Saved data entries:
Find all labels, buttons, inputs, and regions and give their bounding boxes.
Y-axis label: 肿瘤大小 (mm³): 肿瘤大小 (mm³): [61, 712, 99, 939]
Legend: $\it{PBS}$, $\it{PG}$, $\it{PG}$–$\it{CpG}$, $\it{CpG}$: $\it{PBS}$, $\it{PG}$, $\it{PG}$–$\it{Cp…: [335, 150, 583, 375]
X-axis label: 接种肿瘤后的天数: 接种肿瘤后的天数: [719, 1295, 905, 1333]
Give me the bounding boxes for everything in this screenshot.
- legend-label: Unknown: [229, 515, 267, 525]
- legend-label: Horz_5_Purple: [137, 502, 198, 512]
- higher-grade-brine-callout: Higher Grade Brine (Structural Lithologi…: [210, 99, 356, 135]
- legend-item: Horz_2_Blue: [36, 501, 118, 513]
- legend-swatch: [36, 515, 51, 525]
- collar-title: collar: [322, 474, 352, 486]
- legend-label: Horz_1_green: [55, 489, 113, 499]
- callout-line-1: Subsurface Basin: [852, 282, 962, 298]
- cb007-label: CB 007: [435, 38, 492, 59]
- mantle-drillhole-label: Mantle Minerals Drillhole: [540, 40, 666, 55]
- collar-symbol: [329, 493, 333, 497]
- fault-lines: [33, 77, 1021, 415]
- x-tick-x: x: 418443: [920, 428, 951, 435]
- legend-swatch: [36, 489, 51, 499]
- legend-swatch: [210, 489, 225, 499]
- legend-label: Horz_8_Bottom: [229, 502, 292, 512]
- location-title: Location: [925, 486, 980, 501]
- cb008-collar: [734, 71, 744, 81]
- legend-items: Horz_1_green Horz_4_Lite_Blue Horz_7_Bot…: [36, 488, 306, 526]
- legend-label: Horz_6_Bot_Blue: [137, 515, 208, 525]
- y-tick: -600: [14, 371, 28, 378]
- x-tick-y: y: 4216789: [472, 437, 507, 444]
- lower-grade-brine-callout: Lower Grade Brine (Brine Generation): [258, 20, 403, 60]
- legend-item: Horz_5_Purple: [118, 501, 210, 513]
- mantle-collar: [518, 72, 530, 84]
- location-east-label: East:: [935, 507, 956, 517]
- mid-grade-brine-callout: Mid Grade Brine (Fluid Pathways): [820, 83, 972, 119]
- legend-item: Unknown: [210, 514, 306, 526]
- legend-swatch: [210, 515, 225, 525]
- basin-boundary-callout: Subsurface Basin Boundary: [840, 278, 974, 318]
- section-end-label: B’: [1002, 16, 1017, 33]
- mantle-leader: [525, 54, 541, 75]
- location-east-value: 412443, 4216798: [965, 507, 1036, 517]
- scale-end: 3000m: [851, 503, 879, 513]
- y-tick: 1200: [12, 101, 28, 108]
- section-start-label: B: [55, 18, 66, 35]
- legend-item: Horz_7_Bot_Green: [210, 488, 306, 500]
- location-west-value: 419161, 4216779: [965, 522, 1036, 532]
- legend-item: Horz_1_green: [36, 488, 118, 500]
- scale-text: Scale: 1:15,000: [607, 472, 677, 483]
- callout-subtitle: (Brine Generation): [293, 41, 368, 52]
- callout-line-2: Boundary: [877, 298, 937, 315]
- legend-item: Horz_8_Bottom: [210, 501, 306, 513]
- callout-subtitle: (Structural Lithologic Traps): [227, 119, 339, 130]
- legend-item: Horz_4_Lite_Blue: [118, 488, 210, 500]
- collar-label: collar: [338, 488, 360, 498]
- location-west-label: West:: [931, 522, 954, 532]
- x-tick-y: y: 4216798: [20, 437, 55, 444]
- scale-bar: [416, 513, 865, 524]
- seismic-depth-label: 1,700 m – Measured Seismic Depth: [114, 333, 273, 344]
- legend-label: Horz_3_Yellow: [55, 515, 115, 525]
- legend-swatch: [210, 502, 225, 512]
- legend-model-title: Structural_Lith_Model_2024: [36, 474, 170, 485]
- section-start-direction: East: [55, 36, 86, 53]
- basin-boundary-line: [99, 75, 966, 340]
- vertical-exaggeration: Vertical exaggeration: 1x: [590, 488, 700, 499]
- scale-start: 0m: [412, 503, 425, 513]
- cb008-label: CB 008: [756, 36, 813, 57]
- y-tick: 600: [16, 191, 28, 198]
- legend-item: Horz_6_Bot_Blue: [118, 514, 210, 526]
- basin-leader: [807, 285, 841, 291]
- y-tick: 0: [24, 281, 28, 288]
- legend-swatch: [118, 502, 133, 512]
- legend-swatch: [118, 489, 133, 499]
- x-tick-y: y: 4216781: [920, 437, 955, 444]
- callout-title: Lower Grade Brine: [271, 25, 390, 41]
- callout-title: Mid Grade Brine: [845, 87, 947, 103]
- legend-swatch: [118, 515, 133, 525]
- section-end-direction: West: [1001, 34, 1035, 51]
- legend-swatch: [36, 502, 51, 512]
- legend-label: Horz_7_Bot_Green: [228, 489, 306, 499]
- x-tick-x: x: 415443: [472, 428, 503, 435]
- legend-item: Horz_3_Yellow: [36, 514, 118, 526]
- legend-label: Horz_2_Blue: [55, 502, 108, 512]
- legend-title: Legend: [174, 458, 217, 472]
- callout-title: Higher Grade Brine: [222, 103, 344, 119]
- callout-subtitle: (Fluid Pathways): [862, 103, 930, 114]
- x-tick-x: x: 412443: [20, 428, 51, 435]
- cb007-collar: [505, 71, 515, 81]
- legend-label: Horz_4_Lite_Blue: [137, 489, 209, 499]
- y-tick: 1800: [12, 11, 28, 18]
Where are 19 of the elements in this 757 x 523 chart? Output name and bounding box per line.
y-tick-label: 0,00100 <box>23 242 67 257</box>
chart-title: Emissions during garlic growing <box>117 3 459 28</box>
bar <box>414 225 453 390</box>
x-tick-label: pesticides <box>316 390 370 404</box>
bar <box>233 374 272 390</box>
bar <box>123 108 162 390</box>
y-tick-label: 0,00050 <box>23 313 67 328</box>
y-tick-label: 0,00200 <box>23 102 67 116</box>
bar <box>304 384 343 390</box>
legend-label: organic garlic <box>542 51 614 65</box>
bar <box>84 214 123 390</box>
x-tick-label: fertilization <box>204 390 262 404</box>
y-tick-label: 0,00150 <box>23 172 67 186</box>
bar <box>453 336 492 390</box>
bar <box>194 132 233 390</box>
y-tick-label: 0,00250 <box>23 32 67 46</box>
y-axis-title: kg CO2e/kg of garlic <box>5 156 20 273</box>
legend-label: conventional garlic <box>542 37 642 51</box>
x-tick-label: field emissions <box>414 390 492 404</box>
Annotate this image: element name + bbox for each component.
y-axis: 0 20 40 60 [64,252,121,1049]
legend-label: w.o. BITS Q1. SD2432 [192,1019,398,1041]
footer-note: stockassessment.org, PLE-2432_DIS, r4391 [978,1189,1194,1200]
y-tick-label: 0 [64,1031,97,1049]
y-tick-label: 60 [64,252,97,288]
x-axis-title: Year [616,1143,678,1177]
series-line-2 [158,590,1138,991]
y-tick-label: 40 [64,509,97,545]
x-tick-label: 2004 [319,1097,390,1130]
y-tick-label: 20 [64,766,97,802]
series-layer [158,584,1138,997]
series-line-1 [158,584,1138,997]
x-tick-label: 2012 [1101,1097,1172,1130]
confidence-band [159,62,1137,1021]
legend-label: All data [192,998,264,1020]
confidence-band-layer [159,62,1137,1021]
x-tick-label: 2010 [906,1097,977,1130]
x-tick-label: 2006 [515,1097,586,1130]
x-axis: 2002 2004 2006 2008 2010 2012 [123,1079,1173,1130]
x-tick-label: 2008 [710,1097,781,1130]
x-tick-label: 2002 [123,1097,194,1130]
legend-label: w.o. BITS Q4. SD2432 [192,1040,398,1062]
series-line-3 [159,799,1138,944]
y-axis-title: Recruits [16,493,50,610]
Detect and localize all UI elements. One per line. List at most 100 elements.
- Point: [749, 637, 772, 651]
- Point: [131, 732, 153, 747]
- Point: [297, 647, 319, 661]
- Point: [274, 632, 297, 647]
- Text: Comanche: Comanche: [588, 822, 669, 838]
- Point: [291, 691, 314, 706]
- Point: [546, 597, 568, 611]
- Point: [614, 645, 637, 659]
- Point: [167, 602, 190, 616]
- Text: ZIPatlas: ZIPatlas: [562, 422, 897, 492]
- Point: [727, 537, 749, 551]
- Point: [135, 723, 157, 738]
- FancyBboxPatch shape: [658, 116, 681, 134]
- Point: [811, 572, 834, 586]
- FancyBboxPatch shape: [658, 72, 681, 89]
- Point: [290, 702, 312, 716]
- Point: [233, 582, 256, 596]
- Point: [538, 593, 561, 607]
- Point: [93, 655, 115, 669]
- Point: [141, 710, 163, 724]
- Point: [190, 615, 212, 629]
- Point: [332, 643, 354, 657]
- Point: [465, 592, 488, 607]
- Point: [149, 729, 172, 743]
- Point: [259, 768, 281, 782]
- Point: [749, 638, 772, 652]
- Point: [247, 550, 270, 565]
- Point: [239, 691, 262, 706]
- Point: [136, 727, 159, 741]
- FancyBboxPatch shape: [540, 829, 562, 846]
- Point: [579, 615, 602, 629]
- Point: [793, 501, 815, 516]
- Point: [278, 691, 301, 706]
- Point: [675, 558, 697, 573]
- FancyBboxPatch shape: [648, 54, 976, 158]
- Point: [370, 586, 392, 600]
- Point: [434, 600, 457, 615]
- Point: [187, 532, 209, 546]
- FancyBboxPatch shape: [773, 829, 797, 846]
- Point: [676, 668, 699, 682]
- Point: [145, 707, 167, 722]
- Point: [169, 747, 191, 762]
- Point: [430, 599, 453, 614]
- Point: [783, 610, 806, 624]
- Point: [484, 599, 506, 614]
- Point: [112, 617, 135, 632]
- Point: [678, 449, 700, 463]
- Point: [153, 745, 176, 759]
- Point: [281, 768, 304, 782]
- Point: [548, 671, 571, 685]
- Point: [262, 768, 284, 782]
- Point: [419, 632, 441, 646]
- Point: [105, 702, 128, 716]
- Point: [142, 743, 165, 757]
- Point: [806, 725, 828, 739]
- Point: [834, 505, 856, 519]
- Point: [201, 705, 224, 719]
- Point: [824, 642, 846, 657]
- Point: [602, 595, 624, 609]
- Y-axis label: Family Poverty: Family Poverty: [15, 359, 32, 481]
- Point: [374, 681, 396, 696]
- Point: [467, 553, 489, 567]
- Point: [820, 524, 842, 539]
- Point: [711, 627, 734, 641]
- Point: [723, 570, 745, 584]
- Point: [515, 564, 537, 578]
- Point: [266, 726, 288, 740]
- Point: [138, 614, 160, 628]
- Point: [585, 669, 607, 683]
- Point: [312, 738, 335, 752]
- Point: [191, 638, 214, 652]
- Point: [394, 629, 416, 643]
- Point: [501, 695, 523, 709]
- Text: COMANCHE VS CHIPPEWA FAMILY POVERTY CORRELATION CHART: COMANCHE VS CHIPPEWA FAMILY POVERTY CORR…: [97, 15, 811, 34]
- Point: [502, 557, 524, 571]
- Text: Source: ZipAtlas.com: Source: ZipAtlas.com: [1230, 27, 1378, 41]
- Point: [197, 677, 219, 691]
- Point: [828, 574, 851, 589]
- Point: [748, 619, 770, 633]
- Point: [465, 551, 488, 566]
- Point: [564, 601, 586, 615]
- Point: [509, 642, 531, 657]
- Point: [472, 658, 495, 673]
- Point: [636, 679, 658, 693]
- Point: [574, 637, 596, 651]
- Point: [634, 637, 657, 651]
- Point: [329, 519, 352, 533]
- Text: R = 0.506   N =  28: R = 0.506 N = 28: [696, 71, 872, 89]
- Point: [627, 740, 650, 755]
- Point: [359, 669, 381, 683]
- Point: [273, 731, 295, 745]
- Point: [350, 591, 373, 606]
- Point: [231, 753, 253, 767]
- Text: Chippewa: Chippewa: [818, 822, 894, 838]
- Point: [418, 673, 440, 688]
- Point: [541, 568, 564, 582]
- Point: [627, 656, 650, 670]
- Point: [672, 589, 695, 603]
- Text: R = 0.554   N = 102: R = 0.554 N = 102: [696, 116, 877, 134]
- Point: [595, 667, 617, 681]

(Stated exercise): Rewrite the entries from the start through the line containing "- lower-grade-brine-callout: Lower", inclusive, changing "legend-swatch" to "legend-color-box" and leaving everything else as it is.

(Reply):
Find all labels, buttons, inputs, and regions and give their bounding boxes.
Y-axis label: 肿瘤大小 (mm³): 肿瘤大小 (mm³): [61, 712, 99, 939]
Legend: $\it{PBS}$, $\it{PG}$, $\it{PG}$–$\it{CpG}$, $\it{CpG}$: $\it{PBS}$, $\it{PG}$, $\it{PG}$–$\it{Cp…: [335, 150, 583, 375]
X-axis label: 接种肿瘤后的天数: 接种肿瘤后的天数: [719, 1295, 905, 1333]
Give me the bounding boxes for everything in this screenshot.
- legend-label: Unknown: [229, 515, 267, 525]
- legend-label: Horz_5_Purple: [137, 502, 198, 512]
- higher-grade-brine-callout: Higher Grade Brine (Structural Lithologi…: [210, 99, 356, 135]
- legend-item: Horz_2_Blue: [36, 501, 118, 513]
- legend-color-box: [36, 515, 51, 525]
- collar-title: collar: [322, 474, 352, 486]
- legend-label: Horz_1_green: [55, 489, 113, 499]
- callout-line-1: Subsurface Basin: [852, 282, 962, 298]
- cb007-label: CB 007: [435, 38, 492, 59]
- mantle-drillhole-label: Mantle Minerals Drillhole: [540, 40, 666, 55]
- collar-symbol: [329, 493, 333, 497]
- fault-lines: [33, 77, 1021, 415]
- x-tick-x: x: 418443: [920, 428, 951, 435]
- legend-color-box: [36, 489, 51, 499]
- legend-color-box: [210, 489, 225, 499]
- legend-label: Horz_8_Bottom: [229, 502, 292, 512]
- location-title: Location: [925, 486, 980, 501]
- cb008-collar: [734, 71, 744, 81]
- legend-items: Horz_1_green Horz_4_Lite_Blue Horz_7_Bot…: [36, 488, 306, 526]
- legend-label: Horz_6_Bot_Blue: [137, 515, 208, 525]
- y-tick: -600: [14, 371, 28, 378]
- x-tick-y: y: 4216789: [472, 437, 507, 444]
- lower-grade-brine-callout: Lower Grade Brine (Brine Generation): [258, 20, 403, 60]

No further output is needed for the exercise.